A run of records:
************
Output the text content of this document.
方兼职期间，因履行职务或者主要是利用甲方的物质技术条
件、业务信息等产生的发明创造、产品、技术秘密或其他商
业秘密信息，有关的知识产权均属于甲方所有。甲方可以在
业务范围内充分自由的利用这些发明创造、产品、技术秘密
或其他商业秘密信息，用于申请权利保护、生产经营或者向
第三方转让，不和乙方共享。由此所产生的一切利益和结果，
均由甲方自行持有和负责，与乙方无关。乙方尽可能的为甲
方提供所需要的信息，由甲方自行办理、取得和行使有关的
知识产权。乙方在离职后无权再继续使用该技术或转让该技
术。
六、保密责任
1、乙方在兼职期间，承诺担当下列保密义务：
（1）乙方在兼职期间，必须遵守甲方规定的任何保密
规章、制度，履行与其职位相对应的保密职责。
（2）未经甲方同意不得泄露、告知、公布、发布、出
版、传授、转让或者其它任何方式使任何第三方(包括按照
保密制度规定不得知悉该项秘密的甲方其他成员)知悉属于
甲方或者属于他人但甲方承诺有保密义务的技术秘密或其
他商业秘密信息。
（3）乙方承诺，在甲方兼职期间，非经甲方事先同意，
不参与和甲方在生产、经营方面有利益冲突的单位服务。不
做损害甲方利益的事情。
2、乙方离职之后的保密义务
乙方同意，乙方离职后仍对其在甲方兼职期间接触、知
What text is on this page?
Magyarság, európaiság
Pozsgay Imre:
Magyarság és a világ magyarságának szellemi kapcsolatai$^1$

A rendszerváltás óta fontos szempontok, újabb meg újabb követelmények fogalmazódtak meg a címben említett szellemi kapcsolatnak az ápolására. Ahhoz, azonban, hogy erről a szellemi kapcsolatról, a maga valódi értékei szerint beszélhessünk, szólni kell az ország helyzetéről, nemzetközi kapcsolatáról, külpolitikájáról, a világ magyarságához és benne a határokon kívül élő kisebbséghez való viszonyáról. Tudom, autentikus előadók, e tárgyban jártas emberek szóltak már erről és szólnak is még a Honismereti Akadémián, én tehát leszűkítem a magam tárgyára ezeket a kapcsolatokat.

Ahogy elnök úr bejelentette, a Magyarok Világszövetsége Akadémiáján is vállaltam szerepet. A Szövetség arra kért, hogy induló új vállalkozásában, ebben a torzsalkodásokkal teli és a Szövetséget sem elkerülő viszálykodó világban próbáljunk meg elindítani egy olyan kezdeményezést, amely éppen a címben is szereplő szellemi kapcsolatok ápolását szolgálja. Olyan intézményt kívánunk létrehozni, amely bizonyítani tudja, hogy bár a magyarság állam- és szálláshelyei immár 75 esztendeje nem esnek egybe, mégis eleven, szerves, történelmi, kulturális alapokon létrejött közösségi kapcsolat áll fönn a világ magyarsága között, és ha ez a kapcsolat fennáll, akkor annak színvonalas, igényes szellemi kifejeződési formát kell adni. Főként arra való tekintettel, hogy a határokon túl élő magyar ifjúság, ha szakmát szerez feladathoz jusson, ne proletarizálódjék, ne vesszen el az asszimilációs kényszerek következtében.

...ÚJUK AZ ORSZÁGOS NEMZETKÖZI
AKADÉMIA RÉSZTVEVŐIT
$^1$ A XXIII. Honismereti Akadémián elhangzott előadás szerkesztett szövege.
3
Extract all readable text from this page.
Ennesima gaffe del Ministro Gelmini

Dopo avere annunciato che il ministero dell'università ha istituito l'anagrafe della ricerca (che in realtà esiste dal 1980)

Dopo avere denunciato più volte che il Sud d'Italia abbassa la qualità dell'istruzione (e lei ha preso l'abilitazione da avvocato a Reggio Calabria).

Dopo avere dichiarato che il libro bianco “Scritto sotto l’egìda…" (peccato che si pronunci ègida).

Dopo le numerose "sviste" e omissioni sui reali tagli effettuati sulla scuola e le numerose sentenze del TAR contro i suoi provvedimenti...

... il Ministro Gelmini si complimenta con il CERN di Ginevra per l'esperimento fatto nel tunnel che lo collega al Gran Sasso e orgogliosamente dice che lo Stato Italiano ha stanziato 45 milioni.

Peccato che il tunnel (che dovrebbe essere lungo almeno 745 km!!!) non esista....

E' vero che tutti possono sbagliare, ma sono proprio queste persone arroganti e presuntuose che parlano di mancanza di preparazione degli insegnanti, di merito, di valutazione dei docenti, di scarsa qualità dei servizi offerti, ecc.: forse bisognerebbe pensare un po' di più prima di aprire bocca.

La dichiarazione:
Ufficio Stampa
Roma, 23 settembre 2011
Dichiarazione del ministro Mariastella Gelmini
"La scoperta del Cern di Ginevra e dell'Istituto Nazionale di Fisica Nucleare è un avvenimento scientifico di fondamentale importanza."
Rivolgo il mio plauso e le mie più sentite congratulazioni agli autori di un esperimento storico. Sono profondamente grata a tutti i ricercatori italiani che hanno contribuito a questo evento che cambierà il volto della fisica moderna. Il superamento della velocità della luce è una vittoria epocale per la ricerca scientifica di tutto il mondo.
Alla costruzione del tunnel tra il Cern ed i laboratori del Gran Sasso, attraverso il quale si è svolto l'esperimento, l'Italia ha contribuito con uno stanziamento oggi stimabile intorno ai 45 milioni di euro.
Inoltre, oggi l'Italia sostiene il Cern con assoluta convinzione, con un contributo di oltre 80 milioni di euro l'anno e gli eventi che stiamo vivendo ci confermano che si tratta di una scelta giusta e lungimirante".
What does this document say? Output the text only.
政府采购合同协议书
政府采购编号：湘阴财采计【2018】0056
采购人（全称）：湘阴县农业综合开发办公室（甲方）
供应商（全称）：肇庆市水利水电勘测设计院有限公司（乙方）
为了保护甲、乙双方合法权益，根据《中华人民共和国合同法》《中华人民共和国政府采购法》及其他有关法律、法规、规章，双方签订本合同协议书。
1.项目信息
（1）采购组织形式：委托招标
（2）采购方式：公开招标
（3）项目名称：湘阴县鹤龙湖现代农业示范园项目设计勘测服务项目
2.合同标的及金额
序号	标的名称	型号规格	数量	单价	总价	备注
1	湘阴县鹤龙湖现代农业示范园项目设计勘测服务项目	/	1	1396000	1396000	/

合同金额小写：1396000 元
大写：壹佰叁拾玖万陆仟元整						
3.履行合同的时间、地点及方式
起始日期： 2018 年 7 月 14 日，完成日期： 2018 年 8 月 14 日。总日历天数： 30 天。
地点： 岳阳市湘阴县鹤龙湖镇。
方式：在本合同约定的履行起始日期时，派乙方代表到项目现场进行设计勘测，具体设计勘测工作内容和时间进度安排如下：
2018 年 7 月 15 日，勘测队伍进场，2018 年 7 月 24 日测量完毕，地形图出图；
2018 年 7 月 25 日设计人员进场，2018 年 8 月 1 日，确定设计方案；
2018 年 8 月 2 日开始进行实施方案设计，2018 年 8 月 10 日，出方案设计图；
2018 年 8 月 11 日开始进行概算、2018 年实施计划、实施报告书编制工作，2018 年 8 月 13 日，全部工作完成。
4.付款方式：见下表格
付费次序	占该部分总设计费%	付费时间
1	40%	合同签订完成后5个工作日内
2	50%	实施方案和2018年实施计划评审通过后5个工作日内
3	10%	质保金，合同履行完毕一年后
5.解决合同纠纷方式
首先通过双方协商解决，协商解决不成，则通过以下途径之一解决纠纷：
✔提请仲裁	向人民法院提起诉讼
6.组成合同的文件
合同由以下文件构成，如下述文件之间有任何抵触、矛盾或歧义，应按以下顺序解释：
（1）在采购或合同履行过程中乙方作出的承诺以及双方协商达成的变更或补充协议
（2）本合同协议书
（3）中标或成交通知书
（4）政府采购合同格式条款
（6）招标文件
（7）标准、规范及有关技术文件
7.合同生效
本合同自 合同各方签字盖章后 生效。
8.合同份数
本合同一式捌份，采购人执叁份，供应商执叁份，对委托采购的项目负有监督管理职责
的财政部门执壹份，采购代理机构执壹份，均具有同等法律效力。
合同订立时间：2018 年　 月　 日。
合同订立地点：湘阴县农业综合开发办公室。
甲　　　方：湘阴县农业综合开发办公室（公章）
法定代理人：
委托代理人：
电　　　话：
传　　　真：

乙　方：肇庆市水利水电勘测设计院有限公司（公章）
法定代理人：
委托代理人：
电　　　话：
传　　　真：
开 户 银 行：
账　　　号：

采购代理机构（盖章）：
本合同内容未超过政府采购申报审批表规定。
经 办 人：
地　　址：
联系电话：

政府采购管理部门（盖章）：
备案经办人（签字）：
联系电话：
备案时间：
************
* **Requirement**
Looking at the entries above, say how many lines contain the word "page". Only the number is wanted.

* **Solution for this task**
2